— WHAT YOU ARE ASKED TO DO —
Gather every line below where "Linear" appears.

***** RAW DATA

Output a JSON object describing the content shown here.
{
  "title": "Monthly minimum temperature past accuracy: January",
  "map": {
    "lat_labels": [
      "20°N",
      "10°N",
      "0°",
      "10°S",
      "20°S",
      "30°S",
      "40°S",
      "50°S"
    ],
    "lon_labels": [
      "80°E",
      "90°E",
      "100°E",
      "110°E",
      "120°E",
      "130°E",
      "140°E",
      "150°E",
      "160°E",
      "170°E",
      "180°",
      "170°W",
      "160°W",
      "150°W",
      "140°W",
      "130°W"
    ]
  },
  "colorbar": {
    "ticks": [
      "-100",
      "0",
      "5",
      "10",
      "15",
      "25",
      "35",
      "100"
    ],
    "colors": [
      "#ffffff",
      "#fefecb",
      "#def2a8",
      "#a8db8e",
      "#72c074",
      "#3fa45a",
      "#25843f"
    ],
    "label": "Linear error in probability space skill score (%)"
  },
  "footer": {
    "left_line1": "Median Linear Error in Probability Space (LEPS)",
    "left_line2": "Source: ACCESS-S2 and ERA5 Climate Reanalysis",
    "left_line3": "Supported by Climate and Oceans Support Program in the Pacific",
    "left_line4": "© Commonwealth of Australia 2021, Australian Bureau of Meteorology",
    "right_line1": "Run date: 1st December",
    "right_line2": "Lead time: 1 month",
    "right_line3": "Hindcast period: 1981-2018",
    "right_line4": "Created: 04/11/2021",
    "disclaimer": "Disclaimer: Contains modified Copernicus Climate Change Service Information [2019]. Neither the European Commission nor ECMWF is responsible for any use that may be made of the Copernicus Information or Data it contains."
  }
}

**********

— EXERCISE RESULT —
    "label": "Linear error in probability space skill score (%)"
    "left_line1": "Median Linear Error in Probability Space (LEPS)",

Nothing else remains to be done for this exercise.